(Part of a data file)
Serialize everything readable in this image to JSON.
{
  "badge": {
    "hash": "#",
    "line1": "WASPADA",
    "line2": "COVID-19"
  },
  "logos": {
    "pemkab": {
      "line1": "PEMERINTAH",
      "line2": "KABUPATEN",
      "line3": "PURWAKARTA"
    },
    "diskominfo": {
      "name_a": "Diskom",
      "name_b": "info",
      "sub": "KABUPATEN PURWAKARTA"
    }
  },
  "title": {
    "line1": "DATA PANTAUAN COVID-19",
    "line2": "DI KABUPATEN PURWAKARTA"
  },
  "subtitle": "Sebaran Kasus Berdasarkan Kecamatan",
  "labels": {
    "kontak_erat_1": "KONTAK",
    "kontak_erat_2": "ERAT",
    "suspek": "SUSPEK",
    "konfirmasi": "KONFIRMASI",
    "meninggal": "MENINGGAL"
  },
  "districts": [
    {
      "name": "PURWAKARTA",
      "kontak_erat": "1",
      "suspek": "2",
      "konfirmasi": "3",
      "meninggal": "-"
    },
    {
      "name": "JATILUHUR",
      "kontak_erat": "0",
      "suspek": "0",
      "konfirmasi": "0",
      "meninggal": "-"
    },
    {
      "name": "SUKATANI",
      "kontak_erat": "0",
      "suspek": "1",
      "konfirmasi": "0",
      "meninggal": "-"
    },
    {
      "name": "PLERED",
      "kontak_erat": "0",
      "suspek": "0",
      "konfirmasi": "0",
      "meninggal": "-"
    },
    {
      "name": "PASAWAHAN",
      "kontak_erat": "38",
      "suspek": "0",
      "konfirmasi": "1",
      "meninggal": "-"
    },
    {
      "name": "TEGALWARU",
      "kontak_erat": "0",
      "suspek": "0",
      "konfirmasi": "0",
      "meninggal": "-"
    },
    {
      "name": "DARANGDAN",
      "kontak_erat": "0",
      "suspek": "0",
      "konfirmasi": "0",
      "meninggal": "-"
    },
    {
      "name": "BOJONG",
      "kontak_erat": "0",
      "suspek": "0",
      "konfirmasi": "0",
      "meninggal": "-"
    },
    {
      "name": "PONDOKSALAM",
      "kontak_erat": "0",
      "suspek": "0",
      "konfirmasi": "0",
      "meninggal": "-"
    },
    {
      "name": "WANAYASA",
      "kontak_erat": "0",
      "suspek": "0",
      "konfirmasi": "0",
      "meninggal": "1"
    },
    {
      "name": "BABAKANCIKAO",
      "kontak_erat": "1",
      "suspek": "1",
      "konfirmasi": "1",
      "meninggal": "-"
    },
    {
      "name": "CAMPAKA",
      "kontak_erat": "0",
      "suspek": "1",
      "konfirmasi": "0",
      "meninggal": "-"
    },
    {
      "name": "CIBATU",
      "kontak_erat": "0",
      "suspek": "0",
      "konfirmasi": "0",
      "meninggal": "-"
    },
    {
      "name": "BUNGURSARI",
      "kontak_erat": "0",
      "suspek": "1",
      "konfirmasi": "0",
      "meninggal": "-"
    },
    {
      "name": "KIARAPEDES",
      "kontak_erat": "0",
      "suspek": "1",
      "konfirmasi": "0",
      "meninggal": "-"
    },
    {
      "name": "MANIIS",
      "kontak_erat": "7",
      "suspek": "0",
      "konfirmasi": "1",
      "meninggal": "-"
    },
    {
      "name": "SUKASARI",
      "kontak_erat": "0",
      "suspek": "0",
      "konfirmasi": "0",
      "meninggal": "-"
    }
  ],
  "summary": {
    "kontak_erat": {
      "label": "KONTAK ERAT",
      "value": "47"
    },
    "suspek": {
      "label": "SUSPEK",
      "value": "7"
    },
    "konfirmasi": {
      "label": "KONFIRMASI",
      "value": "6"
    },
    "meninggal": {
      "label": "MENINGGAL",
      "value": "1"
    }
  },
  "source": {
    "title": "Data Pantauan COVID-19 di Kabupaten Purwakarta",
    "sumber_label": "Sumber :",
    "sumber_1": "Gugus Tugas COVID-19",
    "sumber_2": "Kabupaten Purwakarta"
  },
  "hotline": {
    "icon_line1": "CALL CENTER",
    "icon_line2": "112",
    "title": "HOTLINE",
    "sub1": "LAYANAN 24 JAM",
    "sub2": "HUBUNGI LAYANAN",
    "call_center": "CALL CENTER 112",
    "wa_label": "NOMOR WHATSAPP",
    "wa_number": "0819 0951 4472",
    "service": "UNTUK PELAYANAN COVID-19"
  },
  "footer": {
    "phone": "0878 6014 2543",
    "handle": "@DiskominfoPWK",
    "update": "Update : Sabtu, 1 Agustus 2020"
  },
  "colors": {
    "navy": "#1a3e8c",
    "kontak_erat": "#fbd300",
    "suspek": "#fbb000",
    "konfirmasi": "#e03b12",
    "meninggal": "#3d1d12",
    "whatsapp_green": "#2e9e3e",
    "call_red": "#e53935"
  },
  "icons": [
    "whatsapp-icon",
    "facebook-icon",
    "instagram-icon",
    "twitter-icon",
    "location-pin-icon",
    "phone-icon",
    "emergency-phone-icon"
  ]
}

[Objective]: Look through the entries and return every line where "CENTER" appears.

[Answer to the problem]:
    "icon_line1": "CALL CENTER",
    "call_center": "CALL CENTER 112",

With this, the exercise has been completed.